Leave out the pictures, and quote exactly the lines running from the one with "Parse this chart: output" through the last line of the entries below.

══ RECORD EXTRACTS ══

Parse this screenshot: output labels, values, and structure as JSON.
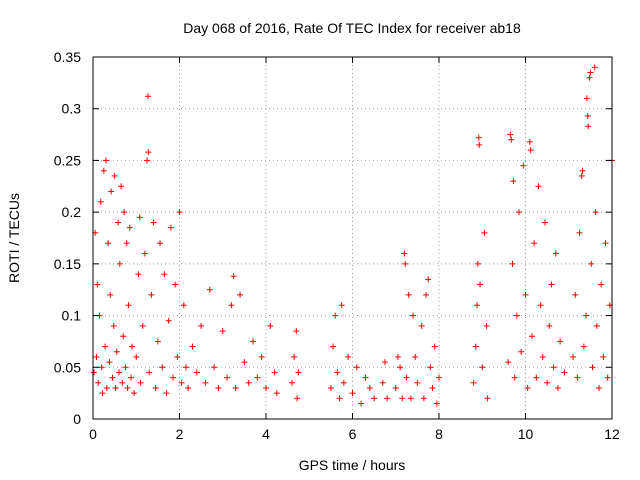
{
  "chart_data": {
    "type": "scatter",
    "title": "Day 068 of 2016, Rate Of TEC Index for receiver ab18",
    "xlabel": "GPS time / hours",
    "ylabel": "ROTI / TECUs",
    "xlim": [
      0,
      12
    ],
    "ylim": [
      0,
      0.35
    ],
    "xticks": [
      0,
      2,
      4,
      6,
      8,
      10,
      12
    ],
    "xtick_labels": [
      "0",
      "2",
      "4",
      "6",
      "8",
      "10",
      "12"
    ],
    "yticks": [
      0,
      0.05,
      0.1,
      0.15,
      0.2,
      0.25,
      0.3,
      0.35
    ],
    "ytick_labels": [
      "0",
      "0.05",
      "0.1",
      "0.15",
      "0.2",
      "0.25",
      "0.3",
      "0.35"
    ],
    "grid": true,
    "marker": "+",
    "color": "#ff0000",
    "series": [
      {
        "name": "ROTI",
        "points": [
          [
            0.02,
            0.045
          ],
          [
            0.05,
            0.18
          ],
          [
            0.08,
            0.06
          ],
          [
            0.1,
            0.13
          ],
          [
            0.12,
            0.035
          ],
          [
            0.15,
            0.1
          ],
          [
            0.18,
            0.21
          ],
          [
            0.2,
            0.05
          ],
          [
            0.22,
            0.025
          ],
          [
            0.25,
            0.24
          ],
          [
            0.28,
            0.07
          ],
          [
            0.3,
            0.25
          ],
          [
            0.32,
            0.03
          ],
          [
            0.35,
            0.17
          ],
          [
            0.38,
            0.055
          ],
          [
            0.4,
            0.12
          ],
          [
            0.42,
            0.22
          ],
          [
            0.45,
            0.04
          ],
          [
            0.48,
            0.09
          ],
          [
            0.5,
            0.235
          ],
          [
            0.52,
            0.03
          ],
          [
            0.55,
            0.065
          ],
          [
            0.58,
            0.19
          ],
          [
            0.6,
            0.045
          ],
          [
            0.62,
            0.15
          ],
          [
            0.65,
            0.225
          ],
          [
            0.68,
            0.035
          ],
          [
            0.7,
            0.08
          ],
          [
            0.72,
            0.2
          ],
          [
            0.75,
            0.05
          ],
          [
            0.78,
            0.17
          ],
          [
            0.8,
            0.03
          ],
          [
            0.82,
            0.11
          ],
          [
            0.85,
            0.185
          ],
          [
            0.88,
            0.04
          ],
          [
            0.9,
            0.07
          ],
          [
            0.95,
            0.025
          ],
          [
            1.0,
            0.06
          ],
          [
            1.05,
            0.14
          ],
          [
            1.08,
            0.195
          ],
          [
            1.1,
            0.035
          ],
          [
            1.15,
            0.09
          ],
          [
            1.2,
            0.16
          ],
          [
            1.25,
            0.25
          ],
          [
            1.27,
            0.312
          ],
          [
            1.28,
            0.258
          ],
          [
            1.3,
            0.045
          ],
          [
            1.35,
            0.12
          ],
          [
            1.4,
            0.19
          ],
          [
            1.45,
            0.03
          ],
          [
            1.5,
            0.075
          ],
          [
            1.55,
            0.17
          ],
          [
            1.6,
            0.05
          ],
          [
            1.65,
            0.14
          ],
          [
            1.7,
            0.025
          ],
          [
            1.75,
            0.095
          ],
          [
            1.8,
            0.185
          ],
          [
            1.85,
            0.04
          ],
          [
            1.9,
            0.13
          ],
          [
            1.95,
            0.06
          ],
          [
            2.0,
            0.2
          ],
          [
            2.05,
            0.035
          ],
          [
            2.1,
            0.11
          ],
          [
            2.15,
            0.05
          ],
          [
            2.2,
            0.03
          ],
          [
            2.3,
            0.07
          ],
          [
            2.4,
            0.045
          ],
          [
            2.5,
            0.09
          ],
          [
            2.6,
            0.035
          ],
          [
            2.7,
            0.125
          ],
          [
            2.8,
            0.05
          ],
          [
            2.9,
            0.03
          ],
          [
            3.0,
            0.085
          ],
          [
            3.1,
            0.04
          ],
          [
            3.2,
            0.11
          ],
          [
            3.25,
            0.138
          ],
          [
            3.3,
            0.03
          ],
          [
            3.4,
            0.12
          ],
          [
            3.5,
            0.055
          ],
          [
            3.6,
            0.035
          ],
          [
            3.7,
            0.075
          ],
          [
            3.8,
            0.04
          ],
          [
            3.9,
            0.06
          ],
          [
            4.0,
            0.03
          ],
          [
            4.1,
            0.09
          ],
          [
            4.2,
            0.045
          ],
          [
            4.25,
            0.025
          ],
          [
            4.6,
            0.035
          ],
          [
            4.65,
            0.06
          ],
          [
            4.7,
            0.085
          ],
          [
            4.72,
            0.02
          ],
          [
            4.75,
            0.045
          ],
          [
            5.5,
            0.03
          ],
          [
            5.55,
            0.07
          ],
          [
            5.6,
            0.1
          ],
          [
            5.65,
            0.045
          ],
          [
            5.7,
            0.02
          ],
          [
            5.75,
            0.11
          ],
          [
            5.8,
            0.035
          ],
          [
            5.9,
            0.06
          ],
          [
            6.0,
            0.025
          ],
          [
            6.1,
            0.05
          ],
          [
            6.2,
            0.015
          ],
          [
            6.3,
            0.04
          ],
          [
            6.4,
            0.03
          ],
          [
            6.5,
            0.02
          ],
          [
            6.7,
            0.035
          ],
          [
            6.75,
            0.055
          ],
          [
            6.8,
            0.02
          ],
          [
            7.0,
            0.03
          ],
          [
            7.05,
            0.06
          ],
          [
            7.1,
            0.05
          ],
          [
            7.15,
            0.02
          ],
          [
            7.2,
            0.16
          ],
          [
            7.22,
            0.15
          ],
          [
            7.25,
            0.04
          ],
          [
            7.3,
            0.12
          ],
          [
            7.35,
            0.02
          ],
          [
            7.4,
            0.1
          ],
          [
            7.45,
            0.06
          ],
          [
            7.5,
            0.035
          ],
          [
            7.6,
            0.09
          ],
          [
            7.65,
            0.02
          ],
          [
            7.7,
            0.12
          ],
          [
            7.75,
            0.135
          ],
          [
            7.8,
            0.05
          ],
          [
            7.85,
            0.03
          ],
          [
            7.9,
            0.07
          ],
          [
            7.95,
            0.015
          ],
          [
            8.0,
            0.04
          ],
          [
            8.8,
            0.035
          ],
          [
            8.85,
            0.07
          ],
          [
            8.88,
            0.11
          ],
          [
            8.9,
            0.15
          ],
          [
            8.92,
            0.272
          ],
          [
            8.93,
            0.265
          ],
          [
            8.95,
            0.13
          ],
          [
            9.0,
            0.05
          ],
          [
            9.05,
            0.18
          ],
          [
            9.1,
            0.09
          ],
          [
            9.12,
            0.02
          ],
          [
            9.6,
            0.055
          ],
          [
            9.65,
            0.275
          ],
          [
            9.67,
            0.27
          ],
          [
            9.7,
            0.15
          ],
          [
            9.72,
            0.23
          ],
          [
            9.75,
            0.04
          ],
          [
            9.8,
            0.1
          ],
          [
            9.85,
            0.2
          ],
          [
            9.9,
            0.065
          ],
          [
            9.95,
            0.245
          ],
          [
            10.0,
            0.12
          ],
          [
            10.05,
            0.03
          ],
          [
            10.1,
            0.268
          ],
          [
            10.12,
            0.26
          ],
          [
            10.15,
            0.08
          ],
          [
            10.2,
            0.17
          ],
          [
            10.25,
            0.04
          ],
          [
            10.3,
            0.225
          ],
          [
            10.35,
            0.11
          ],
          [
            10.4,
            0.06
          ],
          [
            10.45,
            0.19
          ],
          [
            10.5,
            0.035
          ],
          [
            10.55,
            0.09
          ],
          [
            10.6,
            0.13
          ],
          [
            10.65,
            0.05
          ],
          [
            10.7,
            0.16
          ],
          [
            10.75,
            0.03
          ],
          [
            10.8,
            0.075
          ],
          [
            10.9,
            0.045
          ],
          [
            11.1,
            0.06
          ],
          [
            11.15,
            0.12
          ],
          [
            11.2,
            0.04
          ],
          [
            11.25,
            0.18
          ],
          [
            11.3,
            0.235
          ],
          [
            11.32,
            0.24
          ],
          [
            11.35,
            0.07
          ],
          [
            11.4,
            0.1
          ],
          [
            11.42,
            0.31
          ],
          [
            11.44,
            0.293
          ],
          [
            11.45,
            0.283
          ],
          [
            11.48,
            0.33
          ],
          [
            11.5,
            0.335
          ],
          [
            11.52,
            0.15
          ],
          [
            11.55,
            0.05
          ],
          [
            11.6,
            0.34
          ],
          [
            11.62,
            0.2
          ],
          [
            11.65,
            0.09
          ],
          [
            11.7,
            0.03
          ],
          [
            11.75,
            0.13
          ],
          [
            11.8,
            0.06
          ],
          [
            11.85,
            0.17
          ],
          [
            11.9,
            0.04
          ],
          [
            11.95,
            0.11
          ],
          [
            12.0,
            0.25
          ]
        ]
      }
    ]
  }
}
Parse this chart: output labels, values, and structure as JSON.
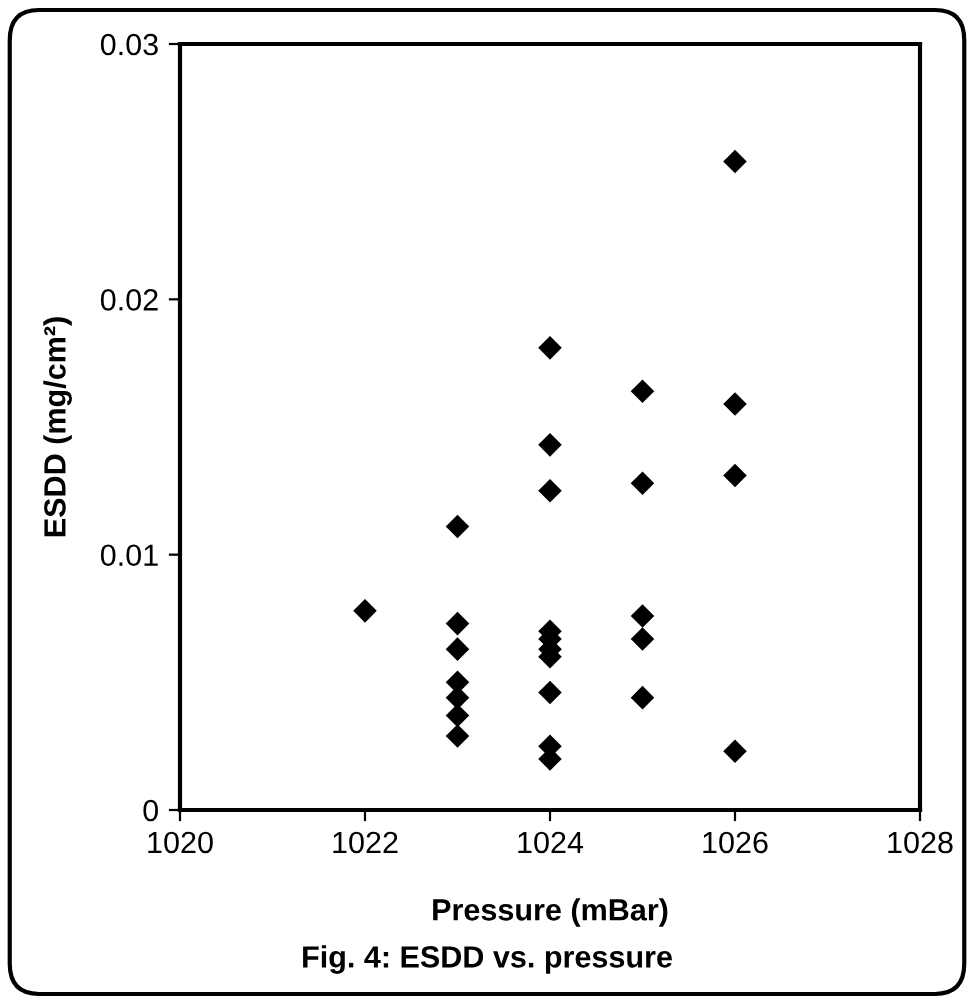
{
  "chart_data": {
    "type": "scatter",
    "xlabel": "Pressure (mBar)",
    "ylabel": "ESDD (mg/cm²)",
    "annotations": [
      "Fig. 4: ESDD vs. pressure"
    ],
    "x": [
      1022,
      1023,
      1023,
      1023,
      1023,
      1023,
      1023,
      1023,
      1024,
      1024,
      1024,
      1024,
      1024,
      1024,
      1024,
      1024,
      1024,
      1024,
      1025,
      1025,
      1025,
      1025,
      1025,
      1026,
      1026,
      1026,
      1026
    ],
    "values": [
      0.0078,
      0.0111,
      0.0073,
      0.0063,
      0.005,
      0.0044,
      0.0037,
      0.0029,
      0.0181,
      0.0143,
      0.0125,
      0.007,
      0.0067,
      0.0063,
      0.006,
      0.0046,
      0.0025,
      0.002,
      0.0164,
      0.0128,
      0.0076,
      0.0067,
      0.0044,
      0.0254,
      0.0159,
      0.0131,
      0.0023
    ],
    "color": "#000000",
    "marker": "diamond",
    "xlim": [
      1020,
      1028
    ],
    "xticks": [
      1020,
      1022,
      1024,
      1026,
      1028
    ],
    "ylim": [
      0,
      0.03
    ],
    "yticks": [
      {
        "value": 0,
        "label": "0"
      },
      0.01,
      0.02,
      0.03
    ],
    "grid": false
  }
}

═══

◆ THE ANSWER:
Parse this chart: output labels, values, and structure as JSON.
{
  "chart_data": {
    "type": "scatter",
    "xlabel": "Pressure (mBar)",
    "ylabel": "ESDD (mg/cm²)",
    "annotations": [
      "Fig. 4: ESDD vs. pressure"
    ],
    "x": [
      1022,
      1023,
      1023,
      1023,
      1023,
      1023,
      1023,
      1023,
      1024,
      1024,
      1024,
      1024,
      1024,
      1024,
      1024,
      1024,
      1024,
      1024,
      1025,
      1025,
      1025,
      1025,
      1025,
      1026,
      1026,
      1026,
      1026
    ],
    "values": [
      0.0078,
      0.0111,
      0.0073,
      0.0063,
      0.005,
      0.0044,
      0.0037,
      0.0029,
      0.0181,
      0.0143,
      0.0125,
      0.007,
      0.0067,
      0.0063,
      0.006,
      0.0046,
      0.0025,
      0.002,
      0.0164,
      0.0128,
      0.0076,
      0.0067,
      0.0044,
      0.0254,
      0.0159,
      0.0131,
      0.0023
    ],
    "color": "#000000",
    "marker": "diamond",
    "xlim": [
      1020,
      1028
    ],
    "xticks": [
      1020,
      1022,
      1024,
      1026,
      1028
    ],
    "ylim": [
      0,
      0.03
    ],
    "yticks": [
      {
        "value": 0,
        "label": "0"
      },
      0.01,
      0.02,
      0.03
    ],
    "grid": false
  }
}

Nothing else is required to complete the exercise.